## Task
Find every line in the records below that holds the word "Великі", and copy each one.

********

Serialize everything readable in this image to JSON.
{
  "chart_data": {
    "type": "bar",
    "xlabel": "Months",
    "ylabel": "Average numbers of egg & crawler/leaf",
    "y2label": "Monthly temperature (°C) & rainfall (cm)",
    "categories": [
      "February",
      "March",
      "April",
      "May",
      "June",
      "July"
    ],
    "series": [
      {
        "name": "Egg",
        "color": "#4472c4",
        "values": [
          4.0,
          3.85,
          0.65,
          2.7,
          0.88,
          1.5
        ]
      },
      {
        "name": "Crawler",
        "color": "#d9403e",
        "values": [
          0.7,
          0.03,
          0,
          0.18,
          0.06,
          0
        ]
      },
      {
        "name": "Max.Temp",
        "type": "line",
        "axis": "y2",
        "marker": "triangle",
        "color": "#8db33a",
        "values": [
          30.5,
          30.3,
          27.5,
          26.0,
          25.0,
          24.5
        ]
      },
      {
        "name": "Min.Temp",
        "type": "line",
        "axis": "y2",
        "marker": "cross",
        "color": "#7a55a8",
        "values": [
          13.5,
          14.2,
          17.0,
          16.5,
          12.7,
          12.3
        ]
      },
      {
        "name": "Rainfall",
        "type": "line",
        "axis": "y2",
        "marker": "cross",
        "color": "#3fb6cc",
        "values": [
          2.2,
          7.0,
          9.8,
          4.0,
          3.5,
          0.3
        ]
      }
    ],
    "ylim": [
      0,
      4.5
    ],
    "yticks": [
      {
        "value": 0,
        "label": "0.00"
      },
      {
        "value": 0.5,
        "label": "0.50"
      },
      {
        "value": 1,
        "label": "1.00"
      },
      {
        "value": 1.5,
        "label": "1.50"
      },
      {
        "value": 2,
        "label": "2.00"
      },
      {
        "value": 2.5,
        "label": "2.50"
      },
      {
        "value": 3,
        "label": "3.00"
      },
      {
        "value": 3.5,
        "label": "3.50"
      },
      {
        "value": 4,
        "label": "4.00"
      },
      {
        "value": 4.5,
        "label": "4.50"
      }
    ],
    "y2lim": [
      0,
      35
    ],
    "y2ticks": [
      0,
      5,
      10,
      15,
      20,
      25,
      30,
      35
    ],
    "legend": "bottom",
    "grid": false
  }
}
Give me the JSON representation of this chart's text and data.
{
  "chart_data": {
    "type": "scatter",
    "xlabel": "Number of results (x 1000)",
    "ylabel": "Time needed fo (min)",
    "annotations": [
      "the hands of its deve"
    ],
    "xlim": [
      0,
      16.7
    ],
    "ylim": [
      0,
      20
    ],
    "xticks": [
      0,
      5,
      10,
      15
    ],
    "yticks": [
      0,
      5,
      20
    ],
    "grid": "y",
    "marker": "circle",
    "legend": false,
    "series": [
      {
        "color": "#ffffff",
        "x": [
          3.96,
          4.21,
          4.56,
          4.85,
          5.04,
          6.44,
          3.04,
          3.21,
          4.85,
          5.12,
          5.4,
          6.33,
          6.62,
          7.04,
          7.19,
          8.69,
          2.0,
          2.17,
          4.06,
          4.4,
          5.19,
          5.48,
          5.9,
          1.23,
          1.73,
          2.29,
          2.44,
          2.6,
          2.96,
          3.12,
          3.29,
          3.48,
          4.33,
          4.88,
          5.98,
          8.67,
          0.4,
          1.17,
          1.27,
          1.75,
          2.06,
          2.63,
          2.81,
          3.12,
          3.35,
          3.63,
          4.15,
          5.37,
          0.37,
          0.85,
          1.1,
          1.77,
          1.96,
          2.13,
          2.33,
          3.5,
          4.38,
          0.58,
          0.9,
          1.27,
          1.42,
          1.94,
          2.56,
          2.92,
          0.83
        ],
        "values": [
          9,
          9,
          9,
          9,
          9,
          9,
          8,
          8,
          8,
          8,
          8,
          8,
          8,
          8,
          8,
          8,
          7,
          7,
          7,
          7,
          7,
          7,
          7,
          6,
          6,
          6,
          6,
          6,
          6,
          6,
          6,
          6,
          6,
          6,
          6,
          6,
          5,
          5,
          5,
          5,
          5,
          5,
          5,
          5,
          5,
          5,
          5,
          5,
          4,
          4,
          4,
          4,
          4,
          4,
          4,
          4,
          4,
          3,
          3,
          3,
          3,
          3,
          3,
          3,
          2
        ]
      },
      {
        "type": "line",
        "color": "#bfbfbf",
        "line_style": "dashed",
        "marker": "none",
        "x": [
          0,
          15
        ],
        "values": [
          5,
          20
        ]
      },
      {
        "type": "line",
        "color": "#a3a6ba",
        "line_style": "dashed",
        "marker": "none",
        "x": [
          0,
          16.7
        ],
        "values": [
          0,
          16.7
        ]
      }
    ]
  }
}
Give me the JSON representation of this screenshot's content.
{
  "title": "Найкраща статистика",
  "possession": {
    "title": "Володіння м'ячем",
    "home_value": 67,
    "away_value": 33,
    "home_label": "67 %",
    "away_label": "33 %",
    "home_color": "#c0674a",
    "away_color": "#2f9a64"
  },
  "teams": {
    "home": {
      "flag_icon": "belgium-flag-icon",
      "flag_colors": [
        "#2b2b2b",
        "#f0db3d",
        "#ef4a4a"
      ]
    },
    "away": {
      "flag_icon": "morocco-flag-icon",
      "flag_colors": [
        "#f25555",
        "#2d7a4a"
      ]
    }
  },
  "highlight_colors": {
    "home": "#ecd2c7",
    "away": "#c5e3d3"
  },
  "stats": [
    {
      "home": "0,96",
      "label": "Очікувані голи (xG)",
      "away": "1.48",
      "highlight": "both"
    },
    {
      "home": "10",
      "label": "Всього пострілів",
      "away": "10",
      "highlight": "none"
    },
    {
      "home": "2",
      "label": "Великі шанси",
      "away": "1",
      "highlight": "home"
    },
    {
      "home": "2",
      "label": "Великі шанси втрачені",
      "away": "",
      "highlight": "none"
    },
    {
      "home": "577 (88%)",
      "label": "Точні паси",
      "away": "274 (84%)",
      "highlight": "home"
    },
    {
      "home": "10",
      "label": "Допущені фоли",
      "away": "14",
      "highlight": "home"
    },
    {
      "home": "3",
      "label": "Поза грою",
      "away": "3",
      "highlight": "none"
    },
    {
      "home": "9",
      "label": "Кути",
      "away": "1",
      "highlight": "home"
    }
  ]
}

********

## Output of the exercise
      "label": "Великі шанси",
      "label": "Великі шанси втрачені",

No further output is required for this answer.